● **Изучаемый текст**:
______________________________

Это есенинское «да-да-да»! звучит совсем особенно. Я еще в те дни пробовала воспроизвести, но не давалось. Звучало вроде бы так: все три «Д» очень твердые, как бы с усиленной взрывностью звука; «А» в первом «да» — обычное краткое «А», как, например, в первом слоге слова «давай». Но во втором «да» гласный звук беглый, сильно редуцированный (как второе «А» в слове «лава»); в третьем «да» — нормальное ударное «А».

Я частенько слышу у Есенина это его «да-да-да!», когда он хочет мне что-нибудь внушить, иной раз сам не слишком веря внушаемому. Словно бы не другому внушает, а себе.

— Да-да-да! — повторил он еще раз: — Хочет убить!

Я, однако же, не поддаюсь: слишком уверена, что дикая мысль, будто Сандро хочет убить его, Есенина, не просто выдумка, не какая-нибудь «друзей клевета ядовитая»: она порождена болезненным самовнушением и ничем другим.

______________________________

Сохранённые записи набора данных
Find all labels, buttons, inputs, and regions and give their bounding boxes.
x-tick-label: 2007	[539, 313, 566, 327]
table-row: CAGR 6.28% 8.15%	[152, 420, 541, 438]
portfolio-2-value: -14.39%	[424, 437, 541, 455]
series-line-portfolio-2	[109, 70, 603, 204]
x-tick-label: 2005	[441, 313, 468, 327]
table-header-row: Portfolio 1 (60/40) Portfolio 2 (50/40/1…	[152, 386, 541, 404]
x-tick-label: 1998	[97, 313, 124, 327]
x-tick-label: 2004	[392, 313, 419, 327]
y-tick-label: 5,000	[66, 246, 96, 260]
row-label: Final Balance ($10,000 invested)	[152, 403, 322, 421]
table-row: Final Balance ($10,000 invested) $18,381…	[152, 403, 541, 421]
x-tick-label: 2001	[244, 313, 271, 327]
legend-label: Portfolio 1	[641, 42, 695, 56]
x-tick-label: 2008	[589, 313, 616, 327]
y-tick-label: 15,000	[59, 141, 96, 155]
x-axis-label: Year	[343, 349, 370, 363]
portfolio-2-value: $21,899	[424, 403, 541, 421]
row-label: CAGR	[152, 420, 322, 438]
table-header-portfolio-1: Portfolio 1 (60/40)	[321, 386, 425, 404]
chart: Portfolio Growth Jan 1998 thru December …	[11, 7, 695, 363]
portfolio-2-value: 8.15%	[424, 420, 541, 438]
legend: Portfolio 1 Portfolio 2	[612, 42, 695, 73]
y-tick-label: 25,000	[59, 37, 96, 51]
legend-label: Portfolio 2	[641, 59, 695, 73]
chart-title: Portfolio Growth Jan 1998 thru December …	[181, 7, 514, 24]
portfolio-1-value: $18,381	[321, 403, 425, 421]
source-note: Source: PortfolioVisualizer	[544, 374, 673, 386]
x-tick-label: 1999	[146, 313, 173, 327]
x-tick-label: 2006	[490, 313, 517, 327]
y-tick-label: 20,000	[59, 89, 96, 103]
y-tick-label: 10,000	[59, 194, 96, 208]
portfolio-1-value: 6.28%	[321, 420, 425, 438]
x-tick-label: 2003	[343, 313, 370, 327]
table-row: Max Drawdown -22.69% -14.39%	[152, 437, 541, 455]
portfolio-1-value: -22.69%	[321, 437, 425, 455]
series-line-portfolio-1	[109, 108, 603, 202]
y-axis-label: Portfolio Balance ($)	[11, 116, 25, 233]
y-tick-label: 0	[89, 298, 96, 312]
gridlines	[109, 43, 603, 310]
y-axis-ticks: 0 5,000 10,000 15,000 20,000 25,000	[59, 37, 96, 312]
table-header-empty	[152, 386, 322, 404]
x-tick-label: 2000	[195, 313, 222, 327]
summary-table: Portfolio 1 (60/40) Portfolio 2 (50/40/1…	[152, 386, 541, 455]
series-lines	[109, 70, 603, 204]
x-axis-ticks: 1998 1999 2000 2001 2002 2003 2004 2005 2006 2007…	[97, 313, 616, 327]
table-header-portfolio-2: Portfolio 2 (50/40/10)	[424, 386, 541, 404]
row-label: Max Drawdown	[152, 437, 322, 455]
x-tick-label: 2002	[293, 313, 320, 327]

______________________________

● **Задание A**:
Ответьте по отрывку о Есенине:
(i) Как звучит «А» в первом «да»?
(ii) В каких случаях Есенин произносит своё «да-да-да!»?
(iii) Чем, согласно отрывку, порождена мысль, будто Сандро хочет убить Есенина?
● **Задание B**: Пожалуйста, продолжите отрывок о Есенине после его последнего предложения.

● **Письменный ответ A**:
(i) Как обычное краткое «А», как в первом слоге слова «давай».
(ii) Когда хочет что-нибудь внушить собеседнику, иной раз сам не слишком веря внушаемому.
(iii) Болезненным самовнушением и ничем другим.

● **Письменный ответ B**:
Я и сегодня не понимаю, как мне удалось так легко — и полностью — разубедить Сергея в его нелепом крепко внедрившемся подозрении. Думаю, помогла его собственная загнанная в глубь сознания жажда примирения. Или вера в мою безоговорочную преданность?

Я, кстати, и Есенину, и Кусикову дала понять, что «враг» сам спит и видит помириться — но не хочет сделать первый шаг. И тому и другому сказала: «Кто из вас умней, тот первый протянет руку вчерашнему врагу...»

Сцену их примирения я не видела. Мне было рассказано, что «враги» одновременно протянули друг другу руки.

Воображаемую обиду простить не трудно. Другое дело обида, наносимая намеренно, обдуманно. Такую Есенин не прощал.

ЛИМА САВАХВАНИ

Разговор этот шел у нас в моей комнате в Хлебном — в апреле или мае двадцатого года.

— Кстати,— говорю я,— мне давно хотелось у вас спросить: кто такой «Лима Савахвани»?

— То есть, как это «кто»? — вскинулся Сергей.— Это же... Но вам стыдно не понять. Ведь это по-еврейски.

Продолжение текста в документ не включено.